** Begin **

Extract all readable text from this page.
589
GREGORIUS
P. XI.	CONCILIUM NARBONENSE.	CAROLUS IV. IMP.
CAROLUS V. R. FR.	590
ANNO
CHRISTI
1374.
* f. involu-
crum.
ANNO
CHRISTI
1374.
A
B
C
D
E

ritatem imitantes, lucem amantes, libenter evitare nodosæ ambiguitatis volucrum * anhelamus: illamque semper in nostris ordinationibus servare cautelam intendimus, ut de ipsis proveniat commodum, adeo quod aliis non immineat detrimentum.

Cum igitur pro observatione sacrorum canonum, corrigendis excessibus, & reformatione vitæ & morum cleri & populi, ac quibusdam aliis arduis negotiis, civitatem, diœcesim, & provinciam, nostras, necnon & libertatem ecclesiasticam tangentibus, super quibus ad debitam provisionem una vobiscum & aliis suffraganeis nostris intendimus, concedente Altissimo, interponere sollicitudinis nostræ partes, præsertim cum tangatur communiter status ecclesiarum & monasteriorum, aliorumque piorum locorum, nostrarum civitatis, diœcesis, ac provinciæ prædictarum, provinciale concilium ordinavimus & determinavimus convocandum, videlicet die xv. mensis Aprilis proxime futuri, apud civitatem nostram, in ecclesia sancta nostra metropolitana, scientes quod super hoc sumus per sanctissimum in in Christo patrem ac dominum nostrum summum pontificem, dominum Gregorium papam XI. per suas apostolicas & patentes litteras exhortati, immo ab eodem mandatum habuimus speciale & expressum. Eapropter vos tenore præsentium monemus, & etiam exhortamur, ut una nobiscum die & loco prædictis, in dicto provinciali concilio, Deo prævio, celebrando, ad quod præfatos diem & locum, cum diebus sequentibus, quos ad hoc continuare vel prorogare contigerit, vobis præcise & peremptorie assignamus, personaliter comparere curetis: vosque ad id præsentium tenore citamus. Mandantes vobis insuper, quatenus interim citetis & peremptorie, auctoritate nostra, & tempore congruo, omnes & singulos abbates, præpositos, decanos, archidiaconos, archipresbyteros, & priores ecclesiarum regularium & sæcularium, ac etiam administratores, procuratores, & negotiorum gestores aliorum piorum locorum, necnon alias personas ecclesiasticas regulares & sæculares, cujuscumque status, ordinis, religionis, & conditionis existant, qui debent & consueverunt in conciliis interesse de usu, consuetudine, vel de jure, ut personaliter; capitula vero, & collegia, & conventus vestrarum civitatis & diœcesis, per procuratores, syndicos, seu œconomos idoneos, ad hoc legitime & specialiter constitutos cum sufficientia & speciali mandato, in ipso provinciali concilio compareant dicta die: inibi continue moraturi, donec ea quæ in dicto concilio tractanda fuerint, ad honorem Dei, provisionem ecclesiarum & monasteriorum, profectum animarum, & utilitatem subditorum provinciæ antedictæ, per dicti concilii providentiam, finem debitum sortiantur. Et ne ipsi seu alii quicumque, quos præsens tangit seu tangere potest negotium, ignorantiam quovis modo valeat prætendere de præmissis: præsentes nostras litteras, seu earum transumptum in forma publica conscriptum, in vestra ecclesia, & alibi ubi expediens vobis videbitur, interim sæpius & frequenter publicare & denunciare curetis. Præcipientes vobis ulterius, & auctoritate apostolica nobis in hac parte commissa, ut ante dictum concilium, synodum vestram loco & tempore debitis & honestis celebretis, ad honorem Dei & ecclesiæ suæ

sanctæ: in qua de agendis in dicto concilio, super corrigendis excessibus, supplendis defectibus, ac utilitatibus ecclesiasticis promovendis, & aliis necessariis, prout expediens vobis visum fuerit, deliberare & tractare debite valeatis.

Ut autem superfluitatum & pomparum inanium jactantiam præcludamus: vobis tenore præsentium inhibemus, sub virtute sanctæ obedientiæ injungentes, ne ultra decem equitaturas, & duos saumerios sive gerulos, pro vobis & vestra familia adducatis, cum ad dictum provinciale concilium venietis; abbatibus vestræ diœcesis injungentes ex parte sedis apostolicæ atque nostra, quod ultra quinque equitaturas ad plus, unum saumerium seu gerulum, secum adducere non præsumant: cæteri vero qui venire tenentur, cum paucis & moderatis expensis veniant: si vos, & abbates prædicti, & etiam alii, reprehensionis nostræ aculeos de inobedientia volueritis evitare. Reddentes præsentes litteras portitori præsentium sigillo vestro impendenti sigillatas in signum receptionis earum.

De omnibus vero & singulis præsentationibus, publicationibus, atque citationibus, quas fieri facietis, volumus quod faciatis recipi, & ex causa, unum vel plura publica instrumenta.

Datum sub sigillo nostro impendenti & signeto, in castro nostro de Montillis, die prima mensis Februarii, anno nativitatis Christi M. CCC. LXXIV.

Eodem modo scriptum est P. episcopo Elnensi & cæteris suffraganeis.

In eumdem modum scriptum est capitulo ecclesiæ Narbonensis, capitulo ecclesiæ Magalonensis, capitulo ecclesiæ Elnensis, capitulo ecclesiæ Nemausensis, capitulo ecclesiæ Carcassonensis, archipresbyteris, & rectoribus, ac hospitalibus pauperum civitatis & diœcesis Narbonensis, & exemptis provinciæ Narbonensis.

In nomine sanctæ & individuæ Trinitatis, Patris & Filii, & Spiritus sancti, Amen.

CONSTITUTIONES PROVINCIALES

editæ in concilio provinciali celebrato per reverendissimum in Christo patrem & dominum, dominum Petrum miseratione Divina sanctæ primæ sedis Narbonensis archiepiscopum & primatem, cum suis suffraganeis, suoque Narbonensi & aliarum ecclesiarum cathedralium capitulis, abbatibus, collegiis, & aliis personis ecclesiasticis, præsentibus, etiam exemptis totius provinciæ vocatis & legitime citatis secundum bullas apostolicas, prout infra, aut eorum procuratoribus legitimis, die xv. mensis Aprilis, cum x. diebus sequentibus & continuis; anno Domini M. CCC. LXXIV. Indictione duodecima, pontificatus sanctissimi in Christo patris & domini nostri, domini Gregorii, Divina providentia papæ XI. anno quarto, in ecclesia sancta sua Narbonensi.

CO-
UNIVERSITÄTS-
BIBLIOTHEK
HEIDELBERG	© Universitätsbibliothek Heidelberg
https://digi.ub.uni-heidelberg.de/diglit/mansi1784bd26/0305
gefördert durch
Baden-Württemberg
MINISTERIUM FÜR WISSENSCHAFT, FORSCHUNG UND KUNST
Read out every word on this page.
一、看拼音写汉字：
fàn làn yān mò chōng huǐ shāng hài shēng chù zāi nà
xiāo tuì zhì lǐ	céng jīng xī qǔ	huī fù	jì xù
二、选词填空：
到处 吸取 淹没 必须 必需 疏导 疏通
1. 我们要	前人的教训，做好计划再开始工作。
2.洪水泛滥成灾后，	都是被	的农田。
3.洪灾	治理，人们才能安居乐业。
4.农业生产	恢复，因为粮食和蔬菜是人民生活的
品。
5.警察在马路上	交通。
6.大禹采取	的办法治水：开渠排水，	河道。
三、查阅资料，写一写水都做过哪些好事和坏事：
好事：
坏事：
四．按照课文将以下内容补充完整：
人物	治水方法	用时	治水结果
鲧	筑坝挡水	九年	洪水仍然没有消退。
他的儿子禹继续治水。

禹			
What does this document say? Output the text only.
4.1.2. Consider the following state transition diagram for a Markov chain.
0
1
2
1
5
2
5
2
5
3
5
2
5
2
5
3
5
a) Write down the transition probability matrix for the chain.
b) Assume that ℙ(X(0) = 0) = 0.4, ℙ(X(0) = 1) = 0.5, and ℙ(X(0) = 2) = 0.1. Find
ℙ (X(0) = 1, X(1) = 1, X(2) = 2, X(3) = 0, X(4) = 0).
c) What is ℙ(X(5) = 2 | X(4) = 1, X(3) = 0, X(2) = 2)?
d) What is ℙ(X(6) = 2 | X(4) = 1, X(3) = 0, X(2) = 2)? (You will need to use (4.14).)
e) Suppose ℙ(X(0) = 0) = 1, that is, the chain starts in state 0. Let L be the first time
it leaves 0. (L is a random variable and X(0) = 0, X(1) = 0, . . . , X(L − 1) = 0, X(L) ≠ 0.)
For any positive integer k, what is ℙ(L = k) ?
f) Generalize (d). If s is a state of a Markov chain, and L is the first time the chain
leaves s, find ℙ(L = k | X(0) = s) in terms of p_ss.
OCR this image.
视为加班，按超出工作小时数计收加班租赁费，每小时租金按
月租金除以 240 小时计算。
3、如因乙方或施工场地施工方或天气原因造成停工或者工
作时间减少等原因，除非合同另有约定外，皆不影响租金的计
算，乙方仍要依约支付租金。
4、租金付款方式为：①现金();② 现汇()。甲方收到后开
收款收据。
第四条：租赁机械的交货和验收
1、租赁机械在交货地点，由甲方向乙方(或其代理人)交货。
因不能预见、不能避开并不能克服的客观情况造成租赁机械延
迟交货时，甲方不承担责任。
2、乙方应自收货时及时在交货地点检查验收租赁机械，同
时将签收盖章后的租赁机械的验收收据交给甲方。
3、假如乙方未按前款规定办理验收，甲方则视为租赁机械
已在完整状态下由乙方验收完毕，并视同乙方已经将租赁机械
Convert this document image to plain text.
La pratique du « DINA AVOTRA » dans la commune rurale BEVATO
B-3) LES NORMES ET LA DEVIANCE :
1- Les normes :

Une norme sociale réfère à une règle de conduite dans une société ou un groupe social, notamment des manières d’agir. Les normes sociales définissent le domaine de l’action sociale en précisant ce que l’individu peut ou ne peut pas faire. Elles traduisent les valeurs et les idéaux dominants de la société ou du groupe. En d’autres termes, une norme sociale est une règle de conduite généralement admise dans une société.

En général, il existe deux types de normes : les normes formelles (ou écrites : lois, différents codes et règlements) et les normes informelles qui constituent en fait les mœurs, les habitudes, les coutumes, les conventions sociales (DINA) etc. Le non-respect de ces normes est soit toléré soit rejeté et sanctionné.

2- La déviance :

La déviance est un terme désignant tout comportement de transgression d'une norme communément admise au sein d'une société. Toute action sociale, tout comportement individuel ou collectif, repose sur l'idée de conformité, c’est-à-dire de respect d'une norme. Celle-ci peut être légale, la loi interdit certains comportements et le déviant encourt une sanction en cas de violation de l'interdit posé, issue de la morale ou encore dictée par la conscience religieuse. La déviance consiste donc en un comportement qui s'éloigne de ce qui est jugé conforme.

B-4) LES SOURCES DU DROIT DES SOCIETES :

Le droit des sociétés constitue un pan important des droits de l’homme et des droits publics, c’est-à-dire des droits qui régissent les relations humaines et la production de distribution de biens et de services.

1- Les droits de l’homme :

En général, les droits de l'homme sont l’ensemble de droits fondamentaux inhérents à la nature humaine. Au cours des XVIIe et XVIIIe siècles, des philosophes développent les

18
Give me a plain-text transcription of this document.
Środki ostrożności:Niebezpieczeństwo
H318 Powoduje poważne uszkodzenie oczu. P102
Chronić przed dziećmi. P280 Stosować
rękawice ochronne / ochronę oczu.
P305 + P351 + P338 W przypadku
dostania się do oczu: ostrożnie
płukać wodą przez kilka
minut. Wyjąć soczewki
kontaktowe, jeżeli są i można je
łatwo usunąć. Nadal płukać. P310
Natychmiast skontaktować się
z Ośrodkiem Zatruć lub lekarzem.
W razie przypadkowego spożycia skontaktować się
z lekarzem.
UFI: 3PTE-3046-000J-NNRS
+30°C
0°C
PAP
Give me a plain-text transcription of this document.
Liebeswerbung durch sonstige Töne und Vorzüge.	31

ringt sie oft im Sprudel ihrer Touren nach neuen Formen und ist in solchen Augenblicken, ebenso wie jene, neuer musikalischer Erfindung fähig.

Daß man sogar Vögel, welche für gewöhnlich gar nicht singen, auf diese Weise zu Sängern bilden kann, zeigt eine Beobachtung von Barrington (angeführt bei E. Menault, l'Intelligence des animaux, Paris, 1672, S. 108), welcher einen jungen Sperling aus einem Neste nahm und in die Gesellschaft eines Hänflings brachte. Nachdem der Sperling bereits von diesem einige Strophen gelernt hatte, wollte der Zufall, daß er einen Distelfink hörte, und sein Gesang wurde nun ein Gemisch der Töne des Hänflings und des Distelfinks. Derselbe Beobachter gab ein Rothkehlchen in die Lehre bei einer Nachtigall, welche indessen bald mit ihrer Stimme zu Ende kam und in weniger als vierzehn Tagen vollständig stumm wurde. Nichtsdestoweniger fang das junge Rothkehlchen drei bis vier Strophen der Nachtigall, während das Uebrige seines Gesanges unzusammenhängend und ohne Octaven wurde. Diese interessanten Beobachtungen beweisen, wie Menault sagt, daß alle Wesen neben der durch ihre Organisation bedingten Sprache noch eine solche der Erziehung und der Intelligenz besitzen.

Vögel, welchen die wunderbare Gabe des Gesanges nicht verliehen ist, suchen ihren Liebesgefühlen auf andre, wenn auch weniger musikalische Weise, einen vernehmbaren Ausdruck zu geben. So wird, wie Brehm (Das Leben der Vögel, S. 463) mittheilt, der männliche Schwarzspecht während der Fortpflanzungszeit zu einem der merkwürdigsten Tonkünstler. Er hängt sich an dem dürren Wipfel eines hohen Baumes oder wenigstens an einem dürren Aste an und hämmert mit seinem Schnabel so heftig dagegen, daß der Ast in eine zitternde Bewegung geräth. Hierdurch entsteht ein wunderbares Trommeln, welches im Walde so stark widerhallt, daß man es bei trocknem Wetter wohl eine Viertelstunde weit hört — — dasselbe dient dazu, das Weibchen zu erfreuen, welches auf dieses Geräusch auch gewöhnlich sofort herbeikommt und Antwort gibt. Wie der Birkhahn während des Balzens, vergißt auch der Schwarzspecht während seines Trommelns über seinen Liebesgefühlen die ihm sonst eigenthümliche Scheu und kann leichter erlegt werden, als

** End **

**Work to complete**
Find and copy every line in the entries above where the string "homme" occurs.

**Response to this exercise**
Le droit des sociétés constitue un pan important des droits de l’homme et des droits publics, c’est-à-dire des droits qui régissent les relations humaines et la production de distribution de biens et de services.
1- Les droits de l’homme :
En général, les droits de l'homme sont l’ensemble de droits fondamentaux inhérents à la nature humaine. Au cours des XVIIe et XVIIIe siècles, des philosophes développent les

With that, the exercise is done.